** start **

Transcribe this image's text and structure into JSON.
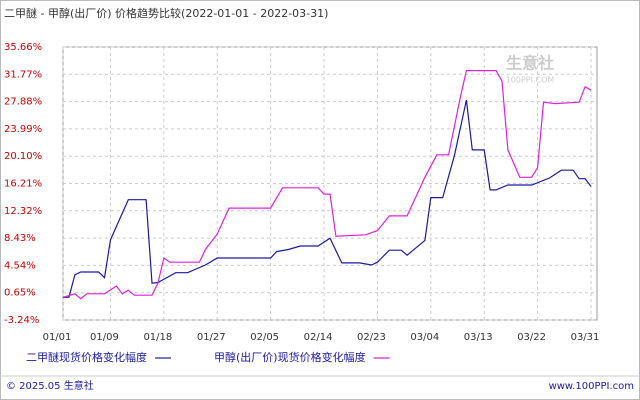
{
  "chart_data": {
    "type": "line",
    "title": "二甲醚 - 甲醇(出厂价) 价格趋势比较(2022-01-01 - 2022-03-31)",
    "watermark": "生意社",
    "watermark_url": "100PPI.COM",
    "footer_left": "© 2025.05 生意社",
    "footer_right": "www.100PPI.com",
    "ylim": [
      -3.24,
      35.66
    ],
    "yticks": [
      {
        "value": 35.66,
        "label": "35.66%"
      },
      {
        "value": 31.77,
        "label": "31.77%"
      },
      {
        "value": 27.88,
        "label": "27.88%"
      },
      {
        "value": 23.99,
        "label": "23.99%"
      },
      {
        "value": 20.1,
        "label": "20.10%"
      },
      {
        "value": 16.21,
        "label": "16.21%"
      },
      {
        "value": 12.32,
        "label": "12.32%"
      },
      {
        "value": 8.43,
        "label": "8.43%"
      },
      {
        "value": 4.54,
        "label": "4.54%"
      },
      {
        "value": 0.65,
        "label": "0.65%"
      },
      {
        "value": -3.24,
        "label": "-3.24%"
      }
    ],
    "xticks": [
      "01/01",
      "01/09",
      "01/18",
      "01/27",
      "02/05",
      "02/14",
      "02/23",
      "03/04",
      "03/13",
      "03/22",
      "03/31"
    ],
    "grid": true,
    "series": [
      {
        "name": "二甲醚现货价格变化幅度",
        "color": "#1a1aa6",
        "x": [
          "01/01",
          "01/02",
          "01/03",
          "01/04",
          "01/07",
          "01/08",
          "01/09",
          "01/12",
          "01/15",
          "01/16",
          "01/17",
          "01/20",
          "01/22",
          "01/25",
          "01/27",
          "02/05",
          "02/06",
          "02/08",
          "02/10",
          "02/13",
          "02/15",
          "02/17",
          "02/20",
          "02/22",
          "02/23",
          "02/25",
          "02/27",
          "02/28",
          "03/03",
          "03/04",
          "03/06",
          "03/08",
          "03/10",
          "03/11",
          "03/13",
          "03/14",
          "03/15",
          "03/17",
          "03/21",
          "03/24",
          "03/26",
          "03/28",
          "03/29",
          "03/30",
          "03/31"
        ],
        "values": [
          0,
          0,
          3.2,
          3.6,
          3.6,
          2.8,
          8.2,
          13.9,
          13.9,
          2.0,
          2.1,
          3.5,
          3.5,
          4.6,
          5.6,
          5.6,
          6.5,
          6.8,
          7.3,
          7.3,
          8.4,
          4.9,
          4.9,
          4.6,
          5.0,
          6.7,
          6.7,
          6.0,
          8.1,
          14.2,
          14.2,
          20.3,
          28.1,
          21.0,
          21.0,
          15.3,
          15.3,
          16.0,
          16.0,
          17.0,
          18.1,
          18.1,
          16.9,
          16.9,
          15.8
        ]
      },
      {
        "name": "甲醇(出厂价)现货价格变化幅度",
        "color": "#e020e0",
        "x": [
          "01/01",
          "01/03",
          "01/04",
          "01/05",
          "01/08",
          "01/10",
          "01/11",
          "01/12",
          "01/13",
          "01/16",
          "01/17",
          "01/18",
          "01/19",
          "01/24",
          "01/25",
          "01/27",
          "01/29",
          "02/05",
          "02/07",
          "02/13",
          "02/14",
          "02/15",
          "02/16",
          "02/21",
          "02/23",
          "02/25",
          "02/28",
          "03/03",
          "03/05",
          "03/07",
          "03/09",
          "03/10",
          "03/15",
          "03/16",
          "03/17",
          "03/19",
          "03/21",
          "03/22",
          "03/23",
          "03/25",
          "03/29",
          "03/30",
          "03/31"
        ],
        "values": [
          0,
          0.5,
          -0.2,
          0.5,
          0.5,
          1.6,
          0.5,
          1.0,
          0.3,
          0.3,
          2.0,
          5.6,
          5.0,
          5.0,
          6.8,
          9.0,
          12.7,
          12.7,
          15.6,
          15.6,
          14.7,
          14.7,
          8.7,
          8.9,
          9.5,
          11.6,
          11.6,
          17.1,
          20.3,
          20.3,
          28.6,
          32.3,
          32.3,
          30.8,
          21.0,
          17.1,
          17.1,
          18.5,
          27.8,
          27.6,
          27.8,
          30.0,
          29.5
        ]
      }
    ]
  }
}
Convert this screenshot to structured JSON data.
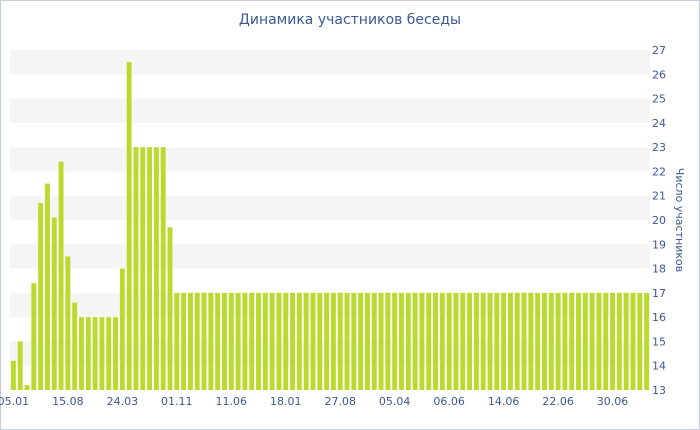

** end **

WHAT YOU SHOULD DO =>
Retype the whole listing, keeping every line identical and omitting all pictures.

RESPONSE FOR THIS EXERCISE =>
Transcribe this image's text and structure into JSON.
{
  "chart_data": {
    "type": "line",
    "title": "二甲醚 - 甲醇(出厂价) 价格趋势比较(2022-01-01 - 2022-03-31)",
    "watermark": "生意社",
    "watermark_url": "100PPI.COM",
    "footer_left": "© 2025.05 生意社",
    "footer_right": "www.100PPI.com",
    "ylim": [
      -3.24,
      35.66
    ],
    "yticks": [
      {
        "value": 35.66,
        "label": "35.66%"
      },
      {
        "value": 31.77,
        "label": "31.77%"
      },
      {
        "value": 27.88,
        "label": "27.88%"
      },
      {
        "value": 23.99,
        "label": "23.99%"
      },
      {
        "value": 20.1,
        "label": "20.10%"
      },
      {
        "value": 16.21,
        "label": "16.21%"
      },
      {
        "value": 12.32,
        "label": "12.32%"
      },
      {
        "value": 8.43,
        "label": "8.43%"
      },
      {
        "value": 4.54,
        "label": "4.54%"
      },
      {
        "value": 0.65,
        "label": "0.65%"
      },
      {
        "value": -3.24,
        "label": "-3.24%"
      }
    ],
    "xticks": [
      "01/01",
      "01/09",
      "01/18",
      "01/27",
      "02/05",
      "02/14",
      "02/23",
      "03/04",
      "03/13",
      "03/22",
      "03/31"
    ],
    "grid": true,
    "series": [
      {
        "name": "二甲醚现货价格变化幅度",
        "color": "#1a1aa6",
        "x": [
          "01/01",
          "01/02",
          "01/03",
          "01/04",
          "01/07",
          "01/08",
          "01/09",
          "01/12",
          "01/15",
          "01/16",
          "01/17",
          "01/20",
          "01/22",
          "01/25",
          "01/27",
          "02/05",
          "02/06",
          "02/08",
          "02/10",
          "02/13",
          "02/15",
          "02/17",
          "02/20",
          "02/22",
          "02/23",
          "02/25",
          "02/27",
          "02/28",
          "03/03",
          "03/04",
          "03/06",
          "03/08",
          "03/10",
          "03/11",
          "03/13",
          "03/14",
          "03/15",
          "03/17",
          "03/21",
          "03/24",
          "03/26",
          "03/28",
          "03/29",
          "03/30",
          "03/31"
        ],
        "values": [
          0,
          0,
          3.2,
          3.6,
          3.6,
          2.8,
          8.2,
          13.9,
          13.9,
          2.0,
          2.1,
          3.5,
          3.5,
          4.6,
          5.6,
          5.6,
          6.5,
          6.8,
          7.3,
          7.3,
          8.4,
          4.9,
          4.9,
          4.6,
          5.0,
          6.7,
          6.7,
          6.0,
          8.1,
          14.2,
          14.2,
          20.3,
          28.1,
          21.0,
          21.0,
          15.3,
          15.3,
          16.0,
          16.0,
          17.0,
          18.1,
          18.1,
          16.9,
          16.9,
          15.8
        ]
      },
      {
        "name": "甲醇(出厂价)现货价格变化幅度",
        "color": "#e020e0",
        "x": [
          "01/01",
          "01/03",
          "01/04",
          "01/05",
          "01/08",
          "01/10",
          "01/11",
          "01/12",
          "01/13",
          "01/16",
          "01/17",
          "01/18",
          "01/19",
          "01/24",
          "01/25",
          "01/27",
          "01/29",
          "02/05",
          "02/07",
          "02/13",
          "02/14",
          "02/15",
          "02/16",
          "02/21",
          "02/23",
          "02/25",
          "02/28",
          "03/03",
          "03/05",
          "03/07",
          "03/09",
          "03/10",
          "03/15",
          "03/16",
          "03/17",
          "03/19",
          "03/21",
          "03/22",
          "03/23",
          "03/25",
          "03/29",
          "03/30",
          "03/31"
        ],
        "values": [
          0,
          0.5,
          -0.2,
          0.5,
          0.5,
          1.6,
          0.5,
          1.0,
          0.3,
          0.3,
          2.0,
          5.6,
          5.0,
          5.0,
          6.8,
          9.0,
          12.7,
          12.7,
          15.6,
          15.6,
          14.7,
          14.7,
          8.7,
          8.9,
          9.5,
          11.6,
          11.6,
          17.1,
          20.3,
          20.3,
          28.6,
          32.3,
          32.3,
          30.8,
          21.0,
          17.1,
          17.1,
          18.5,
          27.8,
          27.6,
          27.8,
          30.0,
          29.5
        ]
      }
    ]
  }
}
Convert this screenshot to structured JSON data.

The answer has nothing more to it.